### Information given
▼

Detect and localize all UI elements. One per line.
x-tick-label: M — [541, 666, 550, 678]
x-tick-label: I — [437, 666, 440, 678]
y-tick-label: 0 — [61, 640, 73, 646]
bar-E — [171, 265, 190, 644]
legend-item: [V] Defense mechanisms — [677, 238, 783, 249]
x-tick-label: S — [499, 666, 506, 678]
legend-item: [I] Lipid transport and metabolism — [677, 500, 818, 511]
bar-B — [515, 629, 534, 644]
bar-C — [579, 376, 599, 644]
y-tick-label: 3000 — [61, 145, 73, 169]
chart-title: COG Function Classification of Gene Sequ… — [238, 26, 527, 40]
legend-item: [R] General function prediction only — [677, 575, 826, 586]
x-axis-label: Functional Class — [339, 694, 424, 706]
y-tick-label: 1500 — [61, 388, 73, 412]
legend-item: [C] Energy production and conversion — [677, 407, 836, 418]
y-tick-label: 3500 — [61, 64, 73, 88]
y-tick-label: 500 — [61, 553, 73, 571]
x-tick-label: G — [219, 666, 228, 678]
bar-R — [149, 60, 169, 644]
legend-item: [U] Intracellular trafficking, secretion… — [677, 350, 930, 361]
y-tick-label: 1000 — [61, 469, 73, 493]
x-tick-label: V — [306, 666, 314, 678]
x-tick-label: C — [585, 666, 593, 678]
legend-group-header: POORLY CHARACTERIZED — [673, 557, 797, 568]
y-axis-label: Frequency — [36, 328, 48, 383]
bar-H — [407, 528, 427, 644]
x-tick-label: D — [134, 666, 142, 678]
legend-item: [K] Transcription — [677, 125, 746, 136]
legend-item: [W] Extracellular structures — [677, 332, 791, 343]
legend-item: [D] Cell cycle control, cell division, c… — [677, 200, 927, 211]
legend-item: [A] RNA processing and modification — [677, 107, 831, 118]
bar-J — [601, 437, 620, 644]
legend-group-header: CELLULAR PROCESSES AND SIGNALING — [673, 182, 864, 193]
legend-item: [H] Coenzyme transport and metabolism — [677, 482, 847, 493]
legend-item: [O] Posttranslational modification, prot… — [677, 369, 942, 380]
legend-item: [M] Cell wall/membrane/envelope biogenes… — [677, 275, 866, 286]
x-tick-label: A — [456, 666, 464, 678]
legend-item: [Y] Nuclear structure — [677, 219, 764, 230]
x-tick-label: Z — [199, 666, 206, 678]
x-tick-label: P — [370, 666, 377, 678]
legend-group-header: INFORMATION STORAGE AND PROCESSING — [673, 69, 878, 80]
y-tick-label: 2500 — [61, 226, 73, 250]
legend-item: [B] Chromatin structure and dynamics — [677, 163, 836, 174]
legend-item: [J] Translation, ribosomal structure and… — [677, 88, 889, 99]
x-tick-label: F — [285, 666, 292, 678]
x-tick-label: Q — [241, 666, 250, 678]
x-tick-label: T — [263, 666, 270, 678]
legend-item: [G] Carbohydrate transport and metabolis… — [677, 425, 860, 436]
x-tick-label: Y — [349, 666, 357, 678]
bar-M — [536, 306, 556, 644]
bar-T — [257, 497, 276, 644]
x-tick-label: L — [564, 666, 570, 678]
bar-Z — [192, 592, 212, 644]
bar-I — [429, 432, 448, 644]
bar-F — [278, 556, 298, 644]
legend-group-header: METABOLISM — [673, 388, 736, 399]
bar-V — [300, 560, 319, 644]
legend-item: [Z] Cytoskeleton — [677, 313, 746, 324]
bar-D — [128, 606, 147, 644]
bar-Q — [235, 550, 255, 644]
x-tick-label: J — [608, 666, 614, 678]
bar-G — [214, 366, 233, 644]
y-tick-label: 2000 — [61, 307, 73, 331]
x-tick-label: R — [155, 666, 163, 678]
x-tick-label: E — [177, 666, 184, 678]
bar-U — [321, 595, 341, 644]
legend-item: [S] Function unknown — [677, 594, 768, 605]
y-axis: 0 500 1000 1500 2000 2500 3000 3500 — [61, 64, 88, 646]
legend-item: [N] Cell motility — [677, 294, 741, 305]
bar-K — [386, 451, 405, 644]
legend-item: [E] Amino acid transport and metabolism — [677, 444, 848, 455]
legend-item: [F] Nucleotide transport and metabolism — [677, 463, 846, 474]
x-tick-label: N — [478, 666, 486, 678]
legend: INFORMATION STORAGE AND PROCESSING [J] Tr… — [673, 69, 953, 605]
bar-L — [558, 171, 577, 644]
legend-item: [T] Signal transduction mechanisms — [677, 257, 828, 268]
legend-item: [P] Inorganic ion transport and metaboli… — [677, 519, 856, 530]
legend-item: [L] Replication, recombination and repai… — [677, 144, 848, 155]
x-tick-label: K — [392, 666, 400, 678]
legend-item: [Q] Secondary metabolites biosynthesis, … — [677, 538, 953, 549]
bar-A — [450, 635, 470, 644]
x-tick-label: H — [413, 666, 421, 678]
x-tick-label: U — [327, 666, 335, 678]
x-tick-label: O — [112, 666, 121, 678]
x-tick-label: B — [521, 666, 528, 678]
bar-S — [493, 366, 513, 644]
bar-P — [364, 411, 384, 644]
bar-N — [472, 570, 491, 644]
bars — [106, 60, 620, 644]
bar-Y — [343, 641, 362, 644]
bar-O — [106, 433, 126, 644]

▲

### What you should do
Word for word, set down every line of the material above.

### Written response
Detect and localize all UI elements. One per line.
x-tick-label: M — [541, 666, 550, 678]
x-tick-label: I — [437, 666, 440, 678]
y-tick-label: 0 — [61, 640, 73, 646]
bar-E — [171, 265, 190, 644]
legend-item: [V] Defense mechanisms — [677, 238, 783, 249]
x-tick-label: S — [499, 666, 506, 678]
legend-item: [I] Lipid transport and metabolism — [677, 500, 818, 511]
bar-B — [515, 629, 534, 644]
bar-C — [579, 376, 599, 644]
y-tick-label: 3000 — [61, 145, 73, 169]
chart-title: COG Function Classification of Gene Sequ… — [238, 26, 527, 40]
legend-item: [R] General function prediction only — [677, 575, 826, 586]
x-axis-label: Functional Class — [339, 694, 424, 706]
y-tick-label: 1500 — [61, 388, 73, 412]
legend-item: [C] Energy production and conversion — [677, 407, 836, 418]
y-tick-label: 3500 — [61, 64, 73, 88]
y-tick-label: 500 — [61, 553, 73, 571]
x-tick-label: G — [219, 666, 228, 678]
bar-R — [149, 60, 169, 644]
legend-item: [U] Intracellular trafficking, secretion… — [677, 350, 930, 361]
y-tick-label: 1000 — [61, 469, 73, 493]
x-tick-label: V — [306, 666, 314, 678]
x-tick-label: C — [585, 666, 593, 678]
legend-group-header: POORLY CHARACTERIZED — [673, 557, 797, 568]
y-axis-label: Frequency — [36, 328, 48, 383]
bar-H — [407, 528, 427, 644]
x-tick-label: D — [134, 666, 142, 678]
legend-item: [K] Transcription — [677, 125, 746, 136]
legend-item: [W] Extracellular structures — [677, 332, 791, 343]
legend-item: [D] Cell cycle control, cell division, c… — [677, 200, 927, 211]
legend-item: [A] RNA processing and modification — [677, 107, 831, 118]
bar-J — [601, 437, 620, 644]
legend-group-header: CELLULAR PROCESSES AND SIGNALING — [673, 182, 864, 193]
legend-item: [H] Coenzyme transport and metabolism — [677, 482, 847, 493]
legend-item: [O] Posttranslational modification, prot… — [677, 369, 942, 380]
legend-item: [M] Cell wall/membrane/envelope biogenes… — [677, 275, 866, 286]
x-tick-label: A — [456, 666, 464, 678]
legend-item: [Y] Nuclear structure — [677, 219, 764, 230]
x-tick-label: Z — [199, 666, 206, 678]
x-tick-label: P — [370, 666, 377, 678]
legend-group-header: INFORMATION STORAGE AND PROCESSING — [673, 69, 878, 80]
y-tick-label: 2500 — [61, 226, 73, 250]
legend-item: [B] Chromatin structure and dynamics — [677, 163, 836, 174]
legend-item: [J] Translation, ribosomal structure and… — [677, 88, 889, 99]
x-tick-label: F — [285, 666, 292, 678]
x-tick-label: Q — [241, 666, 250, 678]
x-tick-label: T — [263, 666, 270, 678]
legend-item: [G] Carbohydrate transport and metabolis… — [677, 425, 860, 436]
x-tick-label: Y — [349, 666, 357, 678]
bar-M — [536, 306, 556, 644]
bar-T — [257, 497, 276, 644]
x-tick-label: L — [564, 666, 570, 678]
bar-Z — [192, 592, 212, 644]
bar-I — [429, 432, 448, 644]
bar-F — [278, 556, 298, 644]
legend-group-header: METABOLISM — [673, 388, 736, 399]
bar-V — [300, 560, 319, 644]
legend-item: [Z] Cytoskeleton — [677, 313, 746, 324]
bar-D — [128, 606, 147, 644]
bar-Q — [235, 550, 255, 644]
x-tick-label: J — [608, 666, 614, 678]
bar-G — [214, 366, 233, 644]
y-tick-label: 2000 — [61, 307, 73, 331]
x-tick-label: R — [155, 666, 163, 678]
x-tick-label: E — [177, 666, 184, 678]
bar-U — [321, 595, 341, 644]
legend-item: [S] Function unknown — [677, 594, 768, 605]
y-axis: 0 500 1000 1500 2000 2500 3000 3500 — [61, 64, 88, 646]
legend-item: [N] Cell motility — [677, 294, 741, 305]
bar-K — [386, 451, 405, 644]
legend-item: [E] Amino acid transport and metabolism — [677, 444, 848, 455]
legend-item: [F] Nucleotide transport and metabolism — [677, 463, 846, 474]
x-tick-label: N — [478, 666, 486, 678]
legend: INFORMATION STORAGE AND PROCESSING [J] Tr… — [673, 69, 953, 605]
bar-L — [558, 171, 577, 644]
legend-item: [T] Signal transduction mechanisms — [677, 257, 828, 268]
legend-item: [P] Inorganic ion transport and metaboli… — [677, 519, 856, 530]
legend-item: [L] Replication, recombination and repai… — [677, 144, 848, 155]
x-tick-label: K — [392, 666, 400, 678]
legend-item: [Q] Secondary metabolites biosynthesis, … — [677, 538, 953, 549]
bar-A — [450, 635, 470, 644]
x-tick-label: H — [413, 666, 421, 678]
x-tick-label: U — [327, 666, 335, 678]
x-tick-label: O — [112, 666, 121, 678]
x-tick-label: B — [521, 666, 528, 678]
bar-S — [493, 366, 513, 644]
bar-P — [364, 411, 384, 644]
bar-N — [472, 570, 491, 644]
bars — [106, 60, 620, 644]
bar-Y — [343, 641, 362, 644]
bar-O — [106, 433, 126, 644]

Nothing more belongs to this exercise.